Selected text start
The Treaty of Vereeniging was a peace treaty, signed on 31 May 1902, that ended the Second Boer War between the South African Republic and the Orange Free State, on the one side, and the United Kingdom on the other.

This settlement provided for the end of hostilities and eventual self-government to the Transvaal (South African Republic) and the Orange Free State as British colonies. The Boer republics agreed to come under the sovereignty of the British Crown and the British government agreed on various details.

Background
On 9 April 1902, with safe passage guaranteed by the British, the Boer leadership met at Klerksdorp, Transvaal. Present were Marthinus Steyn, Free State president and Schalk Burger acting Transvaal president with the Boer generals Louis Botha, Jan Smuts, Christiaan de Wet and Koos de la Rey and they would discuss the progress of the war and whether negotiations should be opened with the British.

On 12 April, a ten-man Boer delegation went to Melrose House in Pretoria and met General Kitchener bringing with them a seven-point proposal for a treaty of friendship. Their position was to return to a pre-war status-quo for the republics with certain changes such as a commercial union with the British colonies, votes for uitlanders, equal languages in schools and an amnesty. Kitchener was astounded but forwarded the proposal to London, knowing it would not be accepted but wanted the dialogue between the two parties to continue. Alfred Milner joined the negotiations on 14 April but he was hostile to the Boers and wanted an unconditional surrender and a free rein in administering the two republics as colonies. The British government rejected the Boers' terms and the delegation asked Kitchener for a series of armistices so that they could return and consult with the commandos as to whether they could negotiate a surrender and its terms.
Selected text end
• **Exercise**
Summarize the passage on the Treaty of Vereeniging in two sentences. The records play no part in this exercise.
Dataset start
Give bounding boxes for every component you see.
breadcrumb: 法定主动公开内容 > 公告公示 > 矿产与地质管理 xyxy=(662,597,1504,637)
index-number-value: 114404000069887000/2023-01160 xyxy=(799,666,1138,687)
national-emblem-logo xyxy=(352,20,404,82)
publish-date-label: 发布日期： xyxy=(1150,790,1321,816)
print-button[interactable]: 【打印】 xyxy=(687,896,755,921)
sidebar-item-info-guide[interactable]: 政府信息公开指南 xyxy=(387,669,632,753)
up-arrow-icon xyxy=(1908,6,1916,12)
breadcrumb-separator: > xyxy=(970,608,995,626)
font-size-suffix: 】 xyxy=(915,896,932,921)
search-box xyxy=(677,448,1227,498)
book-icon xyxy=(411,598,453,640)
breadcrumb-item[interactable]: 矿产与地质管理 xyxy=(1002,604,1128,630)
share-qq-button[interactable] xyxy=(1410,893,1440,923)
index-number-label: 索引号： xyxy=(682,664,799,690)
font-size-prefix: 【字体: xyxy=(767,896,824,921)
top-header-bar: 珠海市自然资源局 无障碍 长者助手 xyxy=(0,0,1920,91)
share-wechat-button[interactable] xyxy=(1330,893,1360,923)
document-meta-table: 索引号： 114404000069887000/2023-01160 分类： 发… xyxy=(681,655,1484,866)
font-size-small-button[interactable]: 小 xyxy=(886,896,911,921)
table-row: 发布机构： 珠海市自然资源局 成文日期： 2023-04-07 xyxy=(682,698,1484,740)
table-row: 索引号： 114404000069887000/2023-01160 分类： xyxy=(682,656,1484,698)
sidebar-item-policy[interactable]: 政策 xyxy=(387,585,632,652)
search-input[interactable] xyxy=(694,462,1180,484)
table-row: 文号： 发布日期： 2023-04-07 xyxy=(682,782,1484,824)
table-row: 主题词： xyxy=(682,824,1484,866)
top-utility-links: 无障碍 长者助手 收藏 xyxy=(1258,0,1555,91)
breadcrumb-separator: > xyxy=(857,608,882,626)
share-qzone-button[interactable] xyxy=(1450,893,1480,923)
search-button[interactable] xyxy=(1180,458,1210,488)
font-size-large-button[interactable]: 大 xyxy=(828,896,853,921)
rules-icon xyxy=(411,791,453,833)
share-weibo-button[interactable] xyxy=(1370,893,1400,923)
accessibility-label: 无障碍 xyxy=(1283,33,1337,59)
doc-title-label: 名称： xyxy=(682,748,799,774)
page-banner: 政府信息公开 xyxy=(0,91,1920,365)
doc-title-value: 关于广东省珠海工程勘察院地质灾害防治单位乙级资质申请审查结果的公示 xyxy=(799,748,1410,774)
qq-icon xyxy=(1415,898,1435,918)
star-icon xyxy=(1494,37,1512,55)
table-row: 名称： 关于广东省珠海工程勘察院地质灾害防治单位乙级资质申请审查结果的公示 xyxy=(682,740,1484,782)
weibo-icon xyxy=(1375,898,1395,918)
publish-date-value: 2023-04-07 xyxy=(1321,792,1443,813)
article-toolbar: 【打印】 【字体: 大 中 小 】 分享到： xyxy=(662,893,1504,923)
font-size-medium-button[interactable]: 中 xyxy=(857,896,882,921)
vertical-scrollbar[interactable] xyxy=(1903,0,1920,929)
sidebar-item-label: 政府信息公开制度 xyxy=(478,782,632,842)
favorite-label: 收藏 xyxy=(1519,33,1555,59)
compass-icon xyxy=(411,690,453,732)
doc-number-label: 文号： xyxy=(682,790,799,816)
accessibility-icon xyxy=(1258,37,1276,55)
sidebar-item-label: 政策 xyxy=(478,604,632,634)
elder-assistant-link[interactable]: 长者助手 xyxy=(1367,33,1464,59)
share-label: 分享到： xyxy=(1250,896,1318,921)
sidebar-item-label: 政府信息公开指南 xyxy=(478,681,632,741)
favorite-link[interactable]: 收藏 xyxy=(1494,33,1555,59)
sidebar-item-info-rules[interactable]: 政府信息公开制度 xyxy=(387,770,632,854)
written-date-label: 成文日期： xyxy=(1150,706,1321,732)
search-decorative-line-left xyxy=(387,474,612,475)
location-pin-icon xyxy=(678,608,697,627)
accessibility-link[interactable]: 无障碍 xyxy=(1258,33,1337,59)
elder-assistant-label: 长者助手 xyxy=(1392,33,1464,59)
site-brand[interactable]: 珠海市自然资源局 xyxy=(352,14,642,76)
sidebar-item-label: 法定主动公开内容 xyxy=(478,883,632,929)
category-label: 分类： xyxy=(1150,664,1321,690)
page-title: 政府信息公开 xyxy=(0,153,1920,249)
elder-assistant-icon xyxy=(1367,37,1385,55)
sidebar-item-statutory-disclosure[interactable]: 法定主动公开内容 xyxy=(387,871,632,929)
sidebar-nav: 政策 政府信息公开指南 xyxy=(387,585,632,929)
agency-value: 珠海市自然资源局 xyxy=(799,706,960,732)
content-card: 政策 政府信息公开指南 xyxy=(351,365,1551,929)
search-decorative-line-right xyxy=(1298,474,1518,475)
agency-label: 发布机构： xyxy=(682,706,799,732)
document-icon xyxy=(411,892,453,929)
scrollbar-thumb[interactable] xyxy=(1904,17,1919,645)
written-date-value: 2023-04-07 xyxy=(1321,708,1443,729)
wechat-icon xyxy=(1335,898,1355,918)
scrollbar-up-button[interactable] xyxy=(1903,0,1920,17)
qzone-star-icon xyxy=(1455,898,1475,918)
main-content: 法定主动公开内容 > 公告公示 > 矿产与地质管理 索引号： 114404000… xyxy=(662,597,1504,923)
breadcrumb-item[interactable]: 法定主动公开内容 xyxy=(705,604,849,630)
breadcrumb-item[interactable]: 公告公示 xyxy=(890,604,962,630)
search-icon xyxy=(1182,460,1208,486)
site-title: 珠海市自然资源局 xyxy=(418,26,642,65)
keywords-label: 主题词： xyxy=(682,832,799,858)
Dataset end
• **Result**
The Treaty of Vereeniging, signed on 31 May 1902, ended the Second Boer War: the South African Republic and the Orange Free State agreed to come under the sovereignty of the British Crown, and the settlement provided for an end to hostilities and eventual self-government for them as British colonies. Earlier, in April 1902, a Boer delegation brought Kitchener a proposal to return the republics to their pre-war status with certain changes, and when the British government rejected those terms, the delegation asked for armistices so it could consult the commandos about negotiating a surrender.